Stored data entries:
* * *

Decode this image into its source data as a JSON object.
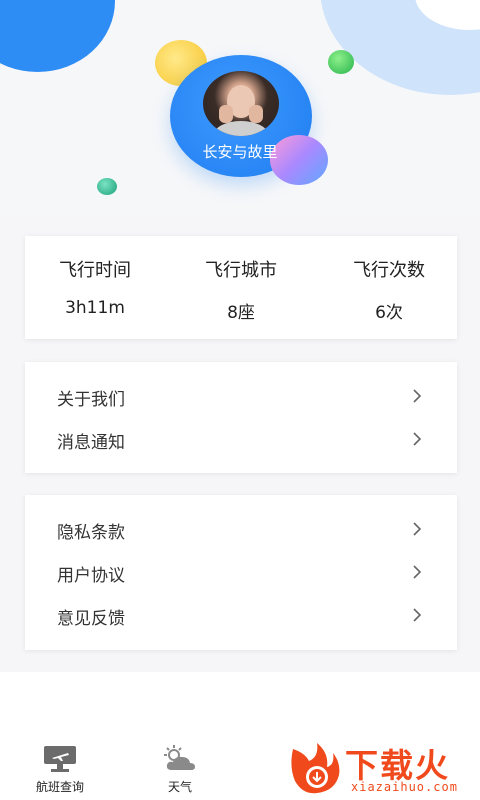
{
  "profile": {
    "username": "长安与故里"
  },
  "stats": [
    {
      "label": "飞行时间",
      "value": "3h11m"
    },
    {
      "label": "飞行城市",
      "value": "8座"
    },
    {
      "label": "飞行次数",
      "value": "6次"
    }
  ],
  "menu_group_1": [
    {
      "label": "关于我们"
    },
    {
      "label": "消息通知"
    }
  ],
  "menu_group_2": [
    {
      "label": "隐私条款"
    },
    {
      "label": "用户协议"
    },
    {
      "label": "意见反馈"
    }
  ],
  "tabbar": {
    "tabs": [
      {
        "label": "航班查询",
        "icon": "flight-board-icon"
      },
      {
        "label": "天气",
        "icon": "weather-icon"
      }
    ]
  },
  "watermark": {
    "title": "下载火",
    "subtitle": "xiazaihuo.com"
  },
  "colors": {
    "accent": "#2d8df4",
    "brand_watermark": "#f04a1c"
  }
}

* * *

What you should do -
Select and copy each line from the data that includes the word "label".

Task result -
      "label": "飞行时间",
      "label": "飞行城市",
      "label": "飞行次数",
      "label": "关于我们"
      "label": "消息通知"
      "label": "隐私条款"
      "label": "用户协议"
      "label": "意见反馈"
        "label": "航班查询",
        "label": "天气",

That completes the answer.